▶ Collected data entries
* BEGIN *
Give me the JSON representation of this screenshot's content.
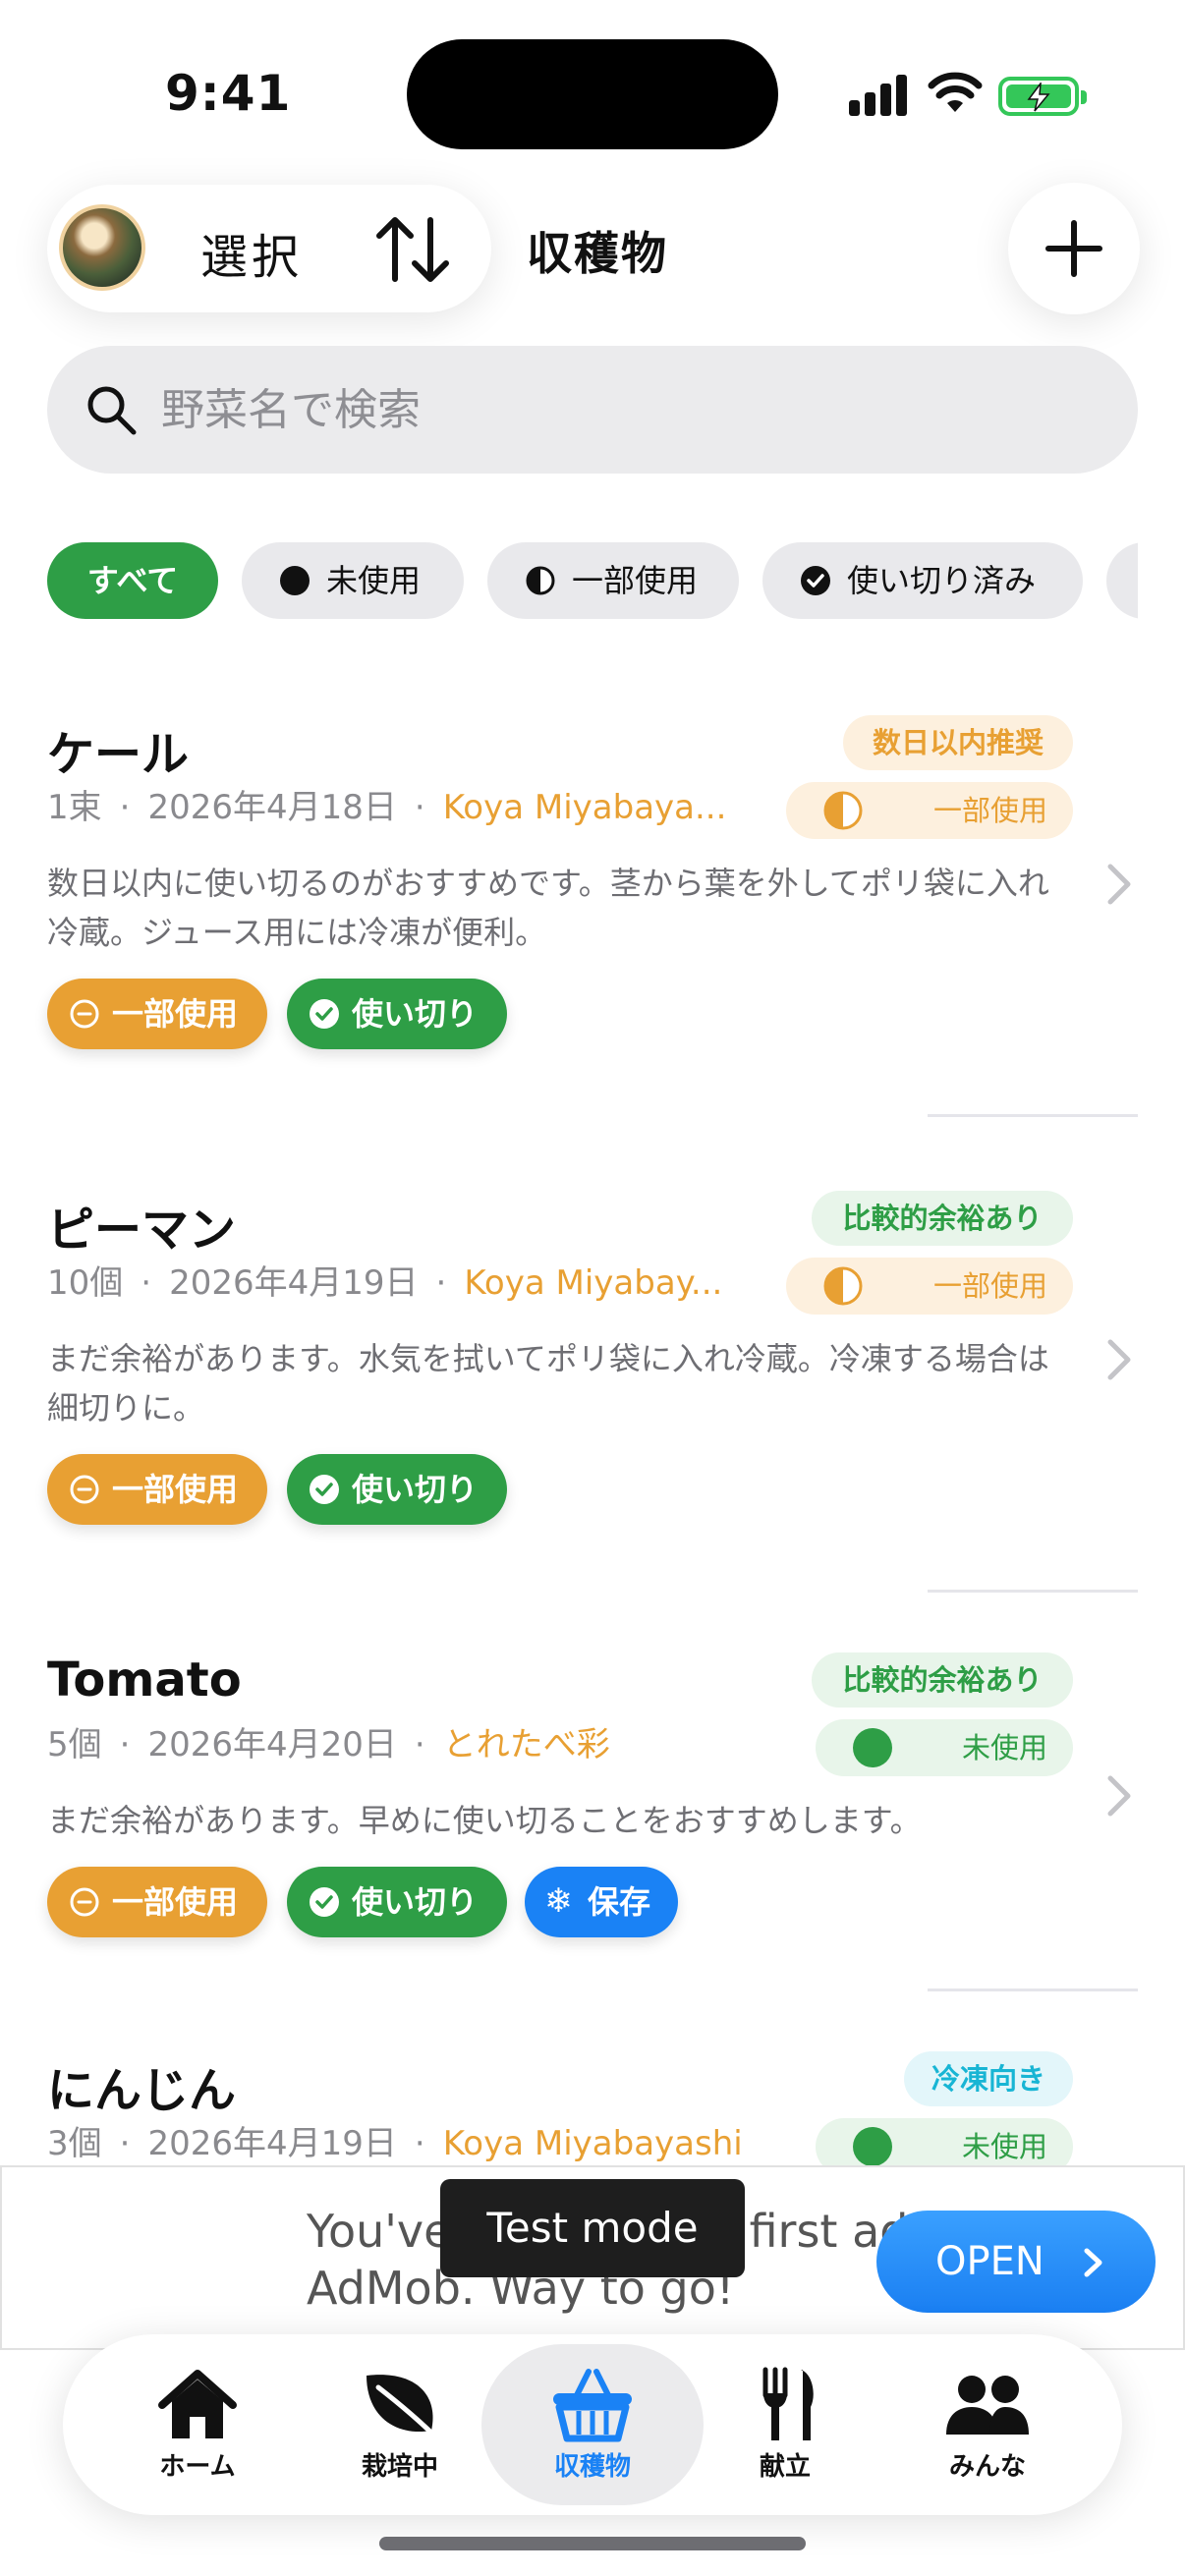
{
  "status_bar": {
    "time": "9:41"
  },
  "toolbar": {
    "select_label": "選択",
    "title": "収穫物"
  },
  "search": {
    "placeholder": "野菜名で検索",
    "value": ""
  },
  "filters": [
    {
      "label": "すべて",
      "selected": true,
      "icon": "none"
    },
    {
      "label": "未使用",
      "selected": false,
      "icon": "filled-circle-icon"
    },
    {
      "label": "一部使用",
      "selected": false,
      "icon": "half-circle-icon"
    },
    {
      "label": "使い切り済み",
      "selected": false,
      "icon": "check-circle-icon"
    }
  ],
  "items": [
    {
      "name": "ケール",
      "quantity": "1束",
      "date": "2026年4月18日",
      "grower": "Koya Miyabaya...",
      "advice": "数日以内推奨",
      "status": "一部使用",
      "description": "数日以内に使い切るのがおすすめです。茎から葉を外してポリ袋に入れ冷蔵。ジュース用には冷凍が便利。",
      "actions": [
        "一部使用",
        "使い切り"
      ]
    },
    {
      "name": "ピーマン",
      "quantity": "10個",
      "date": "2026年4月19日",
      "grower": "Koya Miyabay...",
      "advice": "比較的余裕あり",
      "status": "一部使用",
      "description": "まだ余裕があります。水気を拭いてポリ袋に入れ冷蔵。冷凍する場合は細切りに。",
      "actions": [
        "一部使用",
        "使い切り"
      ]
    },
    {
      "name": "Tomato",
      "quantity": "5個",
      "date": "2026年4月20日",
      "grower": "とれたべ彩",
      "advice": "比較的余裕あり",
      "status": "未使用",
      "description": "まだ余裕があります。早めに使い切ることをおすすめします。",
      "actions": [
        "一部使用",
        "使い切り",
        "保存"
      ]
    },
    {
      "name": "にんじん",
      "quantity": "3個",
      "date": "2026年4月19日",
      "grower": "Koya Miyabayashi",
      "advice": "冷凍向き",
      "status": "未使用"
    }
  ],
  "ad": {
    "text": "You've loaded your first ad from\nAdMob. Way to go!",
    "open_label": "OPEN",
    "test_mode_label": "Test mode"
  },
  "tabs": [
    {
      "label": "ホーム",
      "icon": "house-icon"
    },
    {
      "label": "栽培中",
      "icon": "leaf-icon"
    },
    {
      "label": "収穫物",
      "icon": "basket-icon",
      "active": true
    },
    {
      "label": "献立",
      "icon": "fork-knife-icon"
    },
    {
      "label": "みんな",
      "icon": "people-icon"
    }
  ],
  "colors": {
    "accent_green": "#2e9e46",
    "partial_orange": "#e8a033",
    "freeze_blue": "#1a82f5",
    "advice_soon_bg": "#fdf0de",
    "advice_relaxed_bg": "#e8f5ea",
    "advice_freeze_bg": "#e3f6fa"
  }
}
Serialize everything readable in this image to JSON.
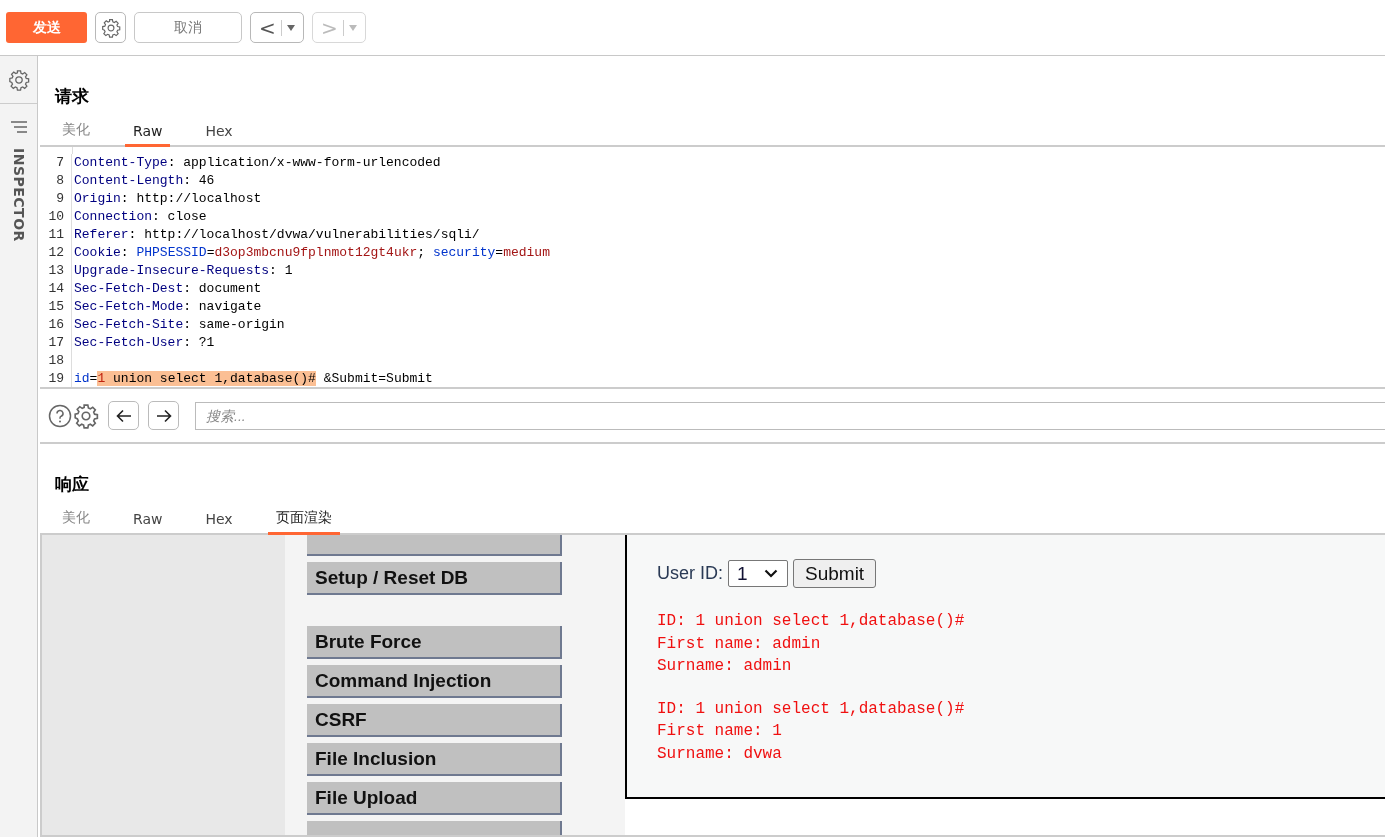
* END *
▶ Exercise objective
Where a line of the entries contains the word "quantity", copy that line.

▶ Exercise answer
      "quantity": "1束",
      "quantity": "10個",
      "quantity": "5個",
      "quantity": "3個",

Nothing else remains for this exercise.